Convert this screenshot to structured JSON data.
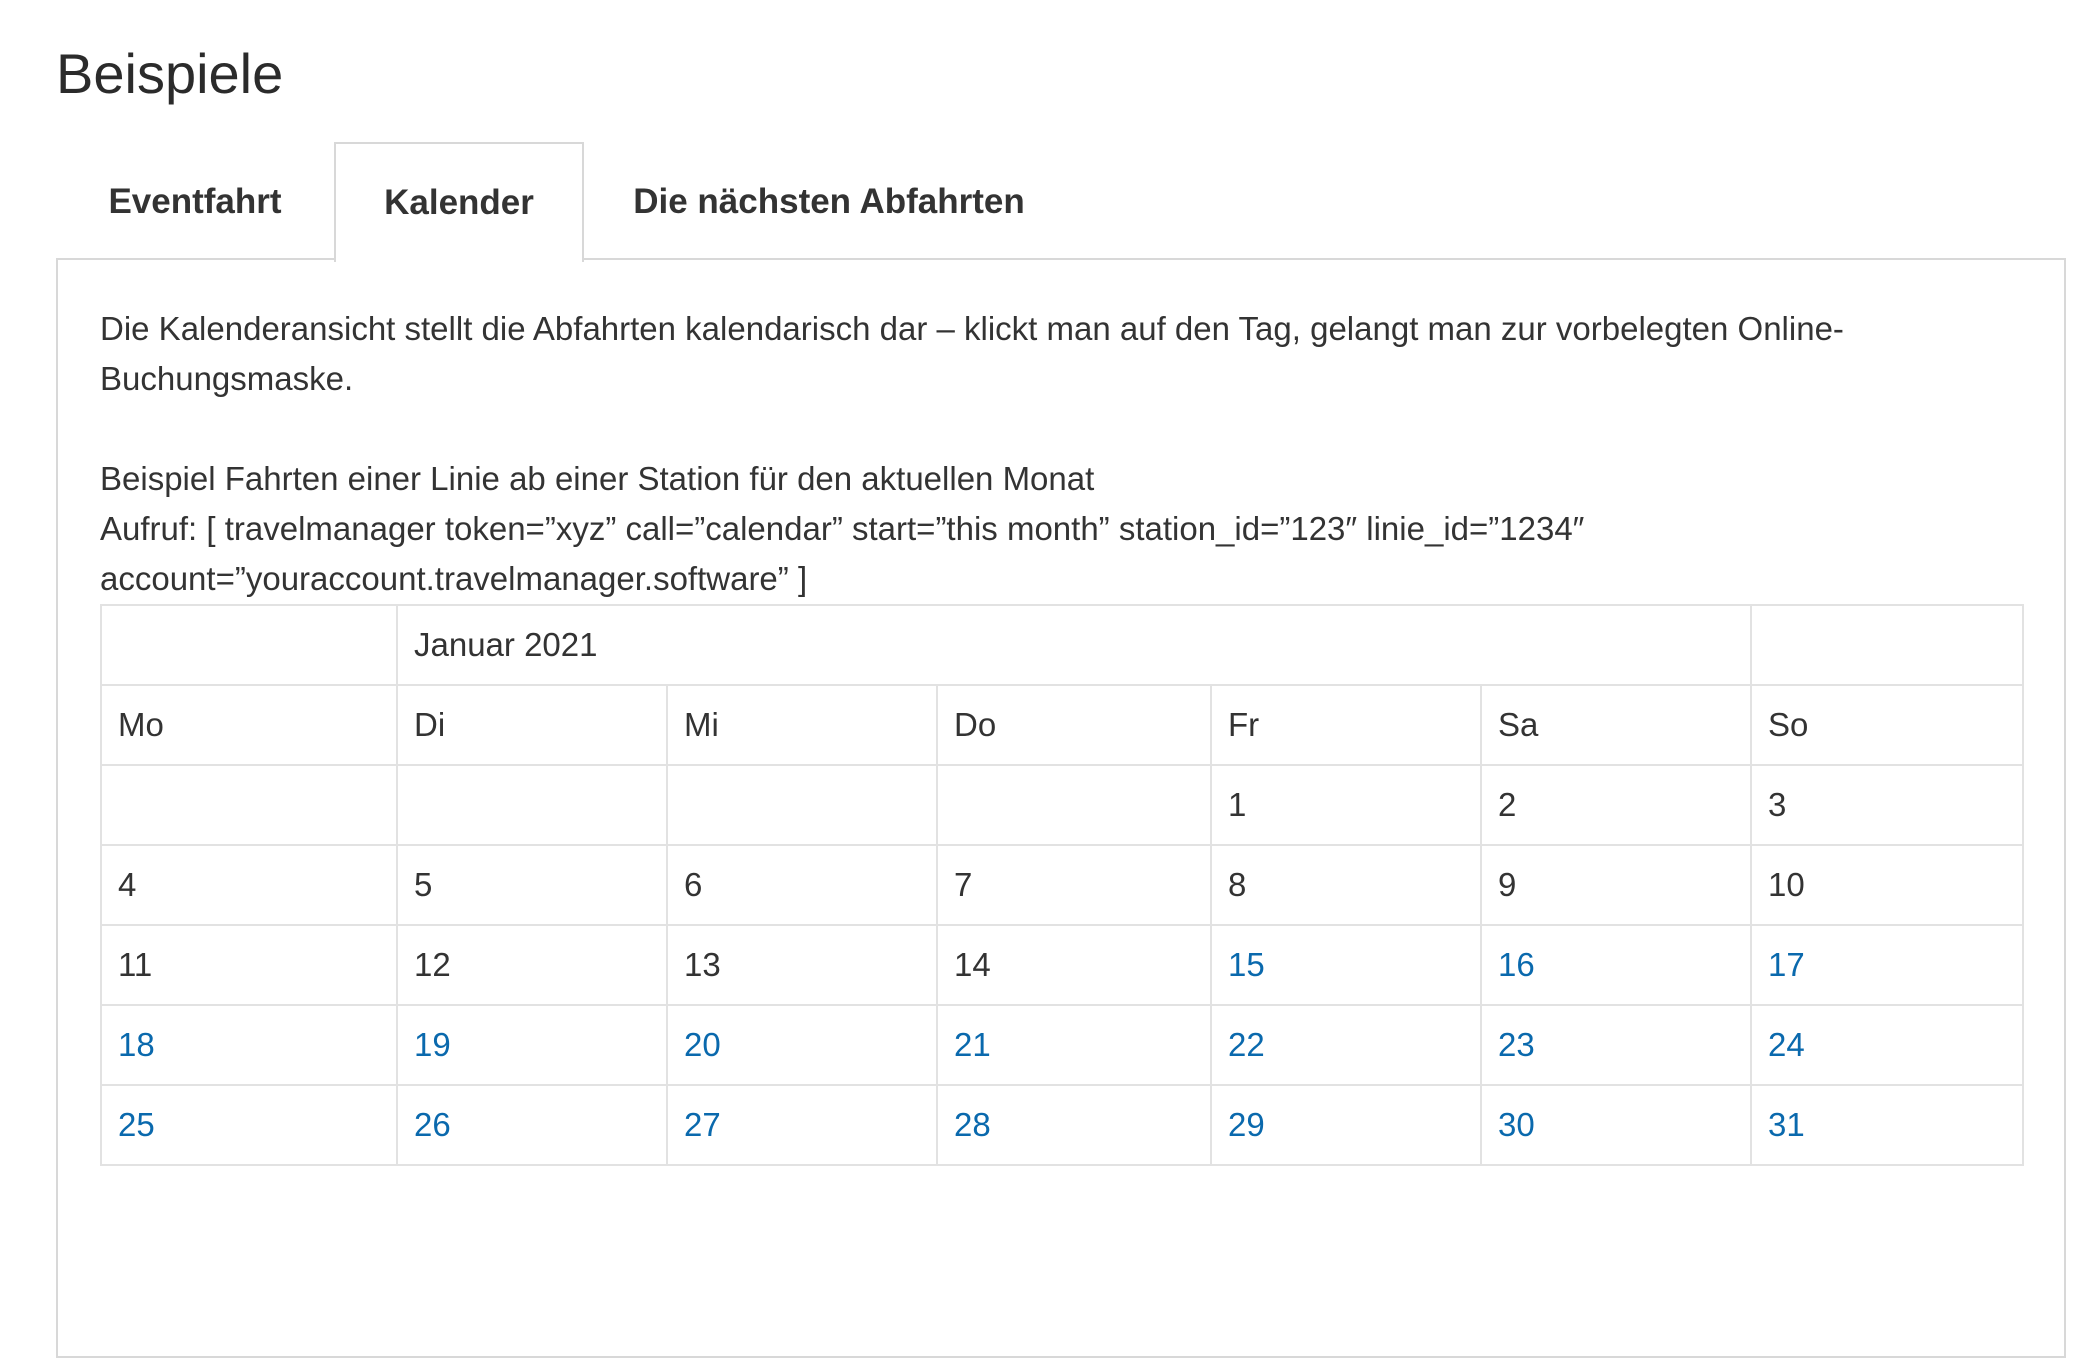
{
  "page": {
    "heading": "Beispiele"
  },
  "tabs": [
    {
      "label": "Eventfahrt",
      "active": false
    },
    {
      "label": "Kalender",
      "active": true
    },
    {
      "label": "Die nächsten Abfahrten",
      "active": false
    }
  ],
  "content": {
    "paragraph1": "Die Kalenderansicht stellt die Abfahrten kalendarisch dar – klickt man auf den Tag, gelangt man zur vorbelegten Online-Buchungsmaske.",
    "line1": "Beispiel Fahrten einer Linie ab einer Station für den aktuellen Monat",
    "line2": "Aufruf: [ travelmanager token=”xyz” call=”calendar” start=”this month” station_id=”123″ linie_id=”1234″ account=”youraccount.travelmanager.software” ]"
  },
  "calendar": {
    "month_label": "Januar 2021",
    "weekdays": [
      "Mo",
      "Di",
      "Mi",
      "Do",
      "Fr",
      "Sa",
      "So"
    ],
    "link_color": "#0a69ad",
    "weeks": [
      [
        {
          "day": ""
        },
        {
          "day": ""
        },
        {
          "day": ""
        },
        {
          "day": ""
        },
        {
          "day": "1",
          "link": false
        },
        {
          "day": "2",
          "link": false
        },
        {
          "day": "3",
          "link": false
        }
      ],
      [
        {
          "day": "4",
          "link": false
        },
        {
          "day": "5",
          "link": false
        },
        {
          "day": "6",
          "link": false
        },
        {
          "day": "7",
          "link": false
        },
        {
          "day": "8",
          "link": false
        },
        {
          "day": "9",
          "link": false
        },
        {
          "day": "10",
          "link": false
        }
      ],
      [
        {
          "day": "11",
          "link": false
        },
        {
          "day": "12",
          "link": false
        },
        {
          "day": "13",
          "link": false
        },
        {
          "day": "14",
          "link": false
        },
        {
          "day": "15",
          "link": true
        },
        {
          "day": "16",
          "link": true
        },
        {
          "day": "17",
          "link": true
        }
      ],
      [
        {
          "day": "18",
          "link": true
        },
        {
          "day": "19",
          "link": true
        },
        {
          "day": "20",
          "link": true
        },
        {
          "day": "21",
          "link": true
        },
        {
          "day": "22",
          "link": true
        },
        {
          "day": "23",
          "link": true
        },
        {
          "day": "24",
          "link": true
        }
      ],
      [
        {
          "day": "25",
          "link": true
        },
        {
          "day": "26",
          "link": true
        },
        {
          "day": "27",
          "link": true
        },
        {
          "day": "28",
          "link": true
        },
        {
          "day": "29",
          "link": true
        },
        {
          "day": "30",
          "link": true
        },
        {
          "day": "31",
          "link": true
        }
      ]
    ]
  }
}
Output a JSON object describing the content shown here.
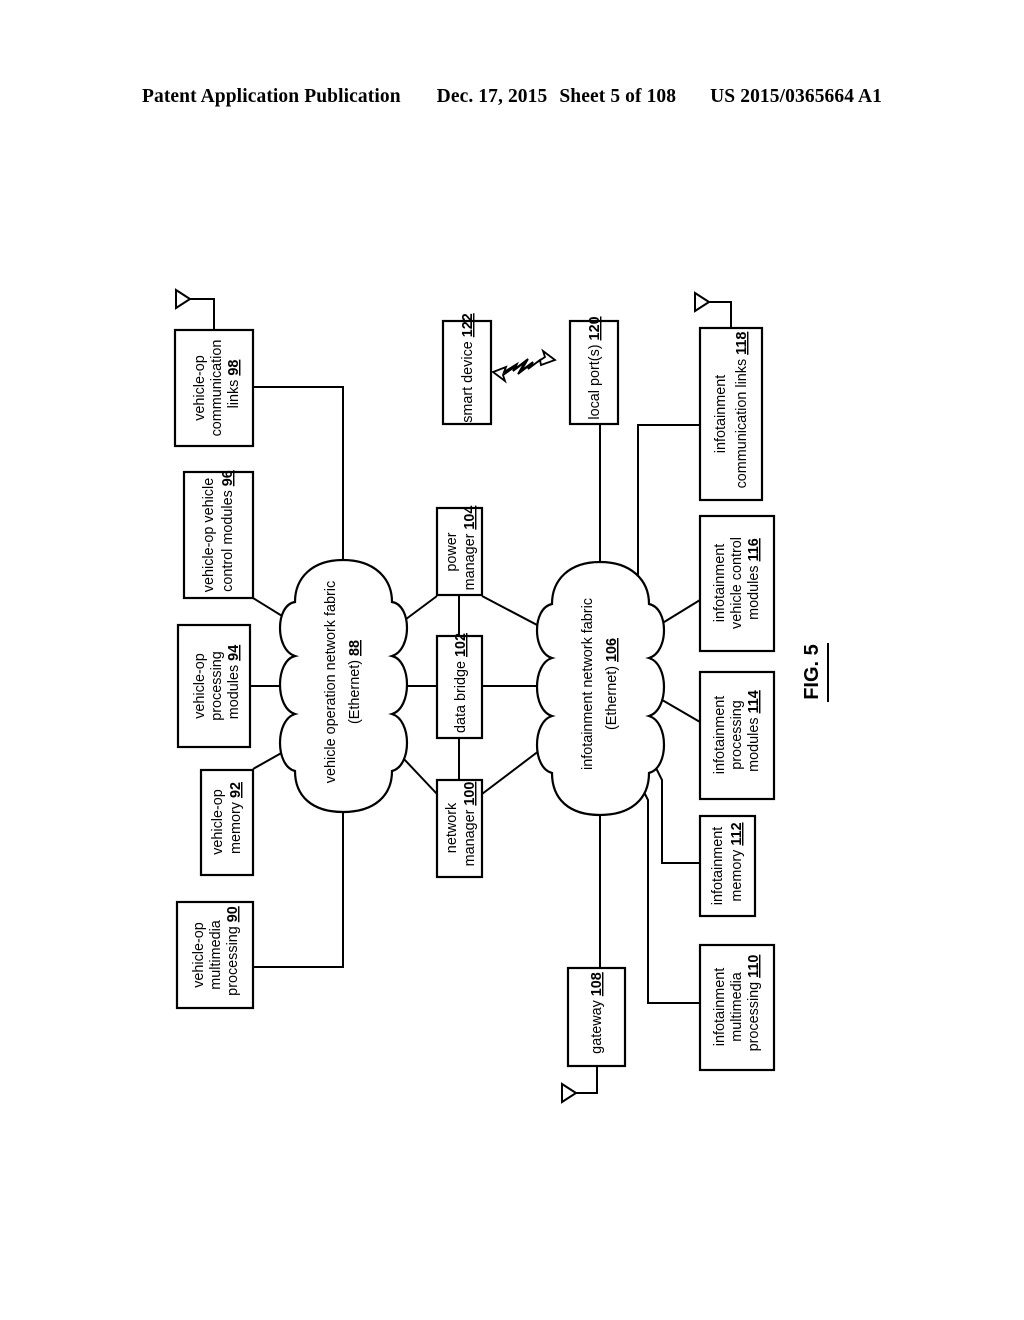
{
  "header": {
    "publication": "Patent Application Publication",
    "date": "Dec. 17, 2015",
    "sheet": "Sheet 5 of 108",
    "patent_number": "US 2015/0365664 A1"
  },
  "figure": {
    "label": "FIG. 5",
    "vehicle_cloud": {
      "line1": "vehicle operation network fabric",
      "line2": "(Ethernet) ",
      "ref": "88"
    },
    "infotainment_cloud": {
      "line1": "infotainment network fabric",
      "line2": "(Ethernet) ",
      "ref": "106"
    },
    "boxes": {
      "b98": {
        "l1": "vehicle-op",
        "l2": "communication",
        "l3": "links ",
        "ref": "98"
      },
      "b96": {
        "l1": "vehicle-op vehicle",
        "l2": "control modules ",
        "ref": "96"
      },
      "b94": {
        "l1": "vehicle-op",
        "l2": "processing",
        "l3": "modules ",
        "ref": "94"
      },
      "b92": {
        "l1": "vehicle-op",
        "l2": "memory ",
        "ref": "92"
      },
      "b90": {
        "l1": "vehicle-op",
        "l2": "multimedia",
        "l3": "processing ",
        "ref": "90"
      },
      "b104": {
        "l1": "power",
        "l2": "manager ",
        "ref": "104"
      },
      "b102": {
        "l1": "data bridge ",
        "ref": "102"
      },
      "b100": {
        "l1": "network",
        "l2": "manager ",
        "ref": "100"
      },
      "b122": {
        "l1": "smart device ",
        "ref": "122"
      },
      "b120": {
        "l1": "local port(s) ",
        "ref": "120"
      },
      "b118": {
        "l1": "infotainment",
        "l2": "communication links ",
        "ref": "118"
      },
      "b116": {
        "l1": "infotainment",
        "l2": "vehicle control",
        "l3": "modules ",
        "ref": "116"
      },
      "b114": {
        "l1": "infotainment",
        "l2": "processing",
        "l3": "modules ",
        "ref": "114"
      },
      "b112": {
        "l1": "infotainment",
        "l2": "memory ",
        "ref": "112"
      },
      "b110": {
        "l1": "infotainment",
        "l2": "multimedia",
        "l3": "processing ",
        "ref": "110"
      },
      "b108": {
        "l1": "gateway ",
        "ref": "108"
      }
    },
    "icons": {
      "antenna_vehicle": "antenna-icon",
      "antenna_infotainment": "antenna-icon",
      "antenna_gateway": "antenna-icon",
      "wireless_link": "wireless-lightning-icon"
    },
    "colors": {
      "stroke": "#000000",
      "fill": "#ffffff"
    }
  }
}
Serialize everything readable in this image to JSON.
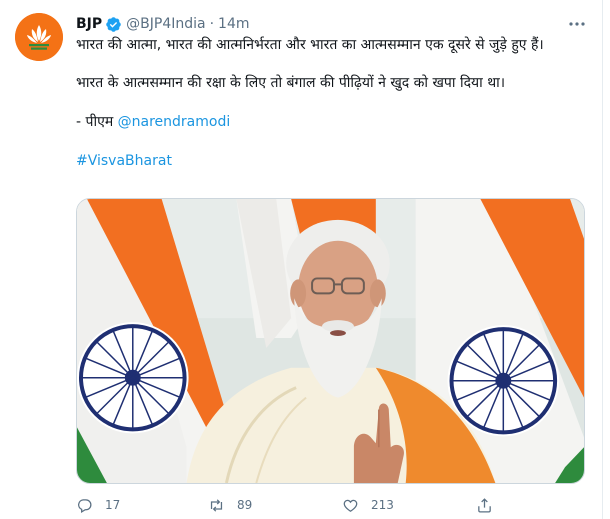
{
  "tweet": {
    "author": {
      "name": "BJP",
      "handle": "@BJP4India",
      "separator": "·",
      "time": "14m"
    },
    "text": {
      "p1": "भारत की आत्मा, भारत की आत्मनिर्भरता और भारत का आत्मसम्मान एक दूसरे से जुड़े हुए हैं।",
      "p2": "भारत के आत्मसम्मान की रक्षा के लिए तो बंगाल की पीढ़ियों ने खुद को खपा दिया था।",
      "p3_prefix": "- पीएम ",
      "p3_mention": "@narendramodi",
      "hashtag": "#VisvaBharat"
    },
    "stats": {
      "replies": "17",
      "retweets": "89",
      "likes": "213"
    }
  },
  "colors": {
    "accent": "#1b95e0",
    "muted": "#5b7083",
    "bjp_orange": "#f47216",
    "saffron": "#f26f21",
    "green": "#2e8b3d",
    "chakra_navy": "#1f2f72"
  },
  "icons": [
    "verified-badge-icon",
    "more-options-icon",
    "reply-icon",
    "retweet-icon",
    "like-icon",
    "share-icon",
    "bjp-lotus-logo-icon"
  ]
}
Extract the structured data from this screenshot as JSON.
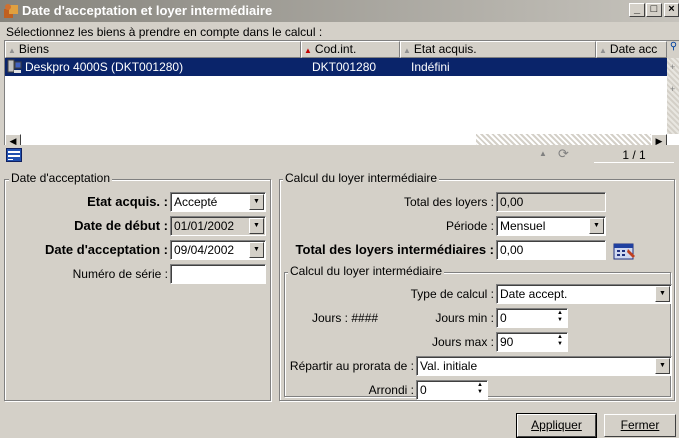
{
  "window": {
    "title": "Date d'acceptation et loyer intermédiaire",
    "minimize": "_",
    "maximize": "□",
    "close": "×"
  },
  "instruction": "Sélectionnez les biens à prendre en compte dans le calcul :",
  "grid": {
    "columns": [
      "Biens",
      "Cod.int.",
      "Etat acquis.",
      "Date acc"
    ],
    "rows": [
      {
        "bien": "Deskpro 4000S (DKT001280)",
        "cod_int": "DKT001280",
        "etat": "Indéfini"
      }
    ],
    "page": "1 / 1"
  },
  "date_group": {
    "legend": "Date d'acceptation",
    "etat_label": "Etat acquis. :",
    "etat_value": "Accepté",
    "debut_label": "Date de début :",
    "debut_value": "01/01/2002",
    "accept_label": "Date d'acceptation :",
    "accept_value": "09/04/2002",
    "serie_label": "Numéro de série :",
    "serie_value": ""
  },
  "loyer_group": {
    "legend": "Calcul du loyer intermédiaire",
    "total_loyers_label": "Total des loyers :",
    "total_loyers_value": "0,00",
    "periode_label": "Période :",
    "periode_value": "Mensuel",
    "total_inter_label": "Total des loyers intermédiaires :",
    "total_inter_value": "0,00",
    "sub": {
      "legend": "Calcul du loyer intermédiaire",
      "type_label": "Type de calcul :",
      "type_value": "Date accept.",
      "jours_label": "Jours : ####",
      "jours_min_label": "Jours min :",
      "jours_min_value": "0",
      "jours_max_label": "Jours max :",
      "jours_max_value": "90",
      "prorata_label": "Répartir au prorata de :",
      "prorata_value": "Val. initiale",
      "arrondi_label": "Arrondi :",
      "arrondi_value": "0"
    }
  },
  "buttons": {
    "apply": "Appliquer",
    "close": "Fermer"
  }
}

----

**What needs to be done:** Which lines above contain "structured"? Show each of them.

**Answer in full:**
Convert this screenshot to structured JSON data.
Extract the structured data from this screenshot as JSON.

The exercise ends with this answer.